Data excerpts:
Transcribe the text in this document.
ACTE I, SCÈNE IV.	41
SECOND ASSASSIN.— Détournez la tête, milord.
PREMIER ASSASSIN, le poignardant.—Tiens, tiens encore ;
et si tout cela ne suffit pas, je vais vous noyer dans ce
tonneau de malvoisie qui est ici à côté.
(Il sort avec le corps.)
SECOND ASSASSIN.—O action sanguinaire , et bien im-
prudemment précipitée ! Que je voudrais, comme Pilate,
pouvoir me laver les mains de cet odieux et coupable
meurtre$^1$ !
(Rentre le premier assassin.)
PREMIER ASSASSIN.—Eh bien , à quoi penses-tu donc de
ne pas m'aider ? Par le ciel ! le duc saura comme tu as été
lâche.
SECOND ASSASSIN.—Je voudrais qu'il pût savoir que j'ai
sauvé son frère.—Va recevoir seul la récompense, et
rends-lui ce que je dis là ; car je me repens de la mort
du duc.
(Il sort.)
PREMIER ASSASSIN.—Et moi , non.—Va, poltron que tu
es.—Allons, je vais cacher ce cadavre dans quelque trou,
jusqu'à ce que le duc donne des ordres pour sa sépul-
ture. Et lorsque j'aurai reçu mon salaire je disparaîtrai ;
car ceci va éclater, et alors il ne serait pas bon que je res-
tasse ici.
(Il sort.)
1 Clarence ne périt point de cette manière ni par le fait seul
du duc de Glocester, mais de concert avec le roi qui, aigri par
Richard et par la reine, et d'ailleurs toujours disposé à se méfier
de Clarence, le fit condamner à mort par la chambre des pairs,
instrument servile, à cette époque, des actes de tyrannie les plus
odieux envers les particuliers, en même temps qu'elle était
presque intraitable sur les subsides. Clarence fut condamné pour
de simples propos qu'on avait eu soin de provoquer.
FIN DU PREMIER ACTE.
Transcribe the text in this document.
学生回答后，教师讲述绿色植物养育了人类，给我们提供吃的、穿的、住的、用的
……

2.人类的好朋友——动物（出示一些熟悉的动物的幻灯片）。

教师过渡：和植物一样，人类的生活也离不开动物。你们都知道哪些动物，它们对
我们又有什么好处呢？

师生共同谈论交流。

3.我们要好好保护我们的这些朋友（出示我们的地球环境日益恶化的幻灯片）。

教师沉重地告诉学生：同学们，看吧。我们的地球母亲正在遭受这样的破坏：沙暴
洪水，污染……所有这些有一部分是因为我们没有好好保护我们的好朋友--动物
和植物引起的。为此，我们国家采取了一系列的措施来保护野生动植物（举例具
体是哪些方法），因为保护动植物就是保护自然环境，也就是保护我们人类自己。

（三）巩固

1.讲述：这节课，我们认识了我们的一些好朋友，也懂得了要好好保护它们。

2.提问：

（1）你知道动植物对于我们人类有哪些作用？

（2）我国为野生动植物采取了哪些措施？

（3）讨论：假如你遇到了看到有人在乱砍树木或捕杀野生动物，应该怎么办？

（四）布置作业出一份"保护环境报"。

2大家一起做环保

▶ [Given exercise] Copy every line of the listing containing the string "voudrais".

▶ [Response to the task]
prudemment précipitée ! Que je voudrais, comme Pilate,
SECOND ASSASSIN.—Je voudrais qu'il pût savoir que j'ai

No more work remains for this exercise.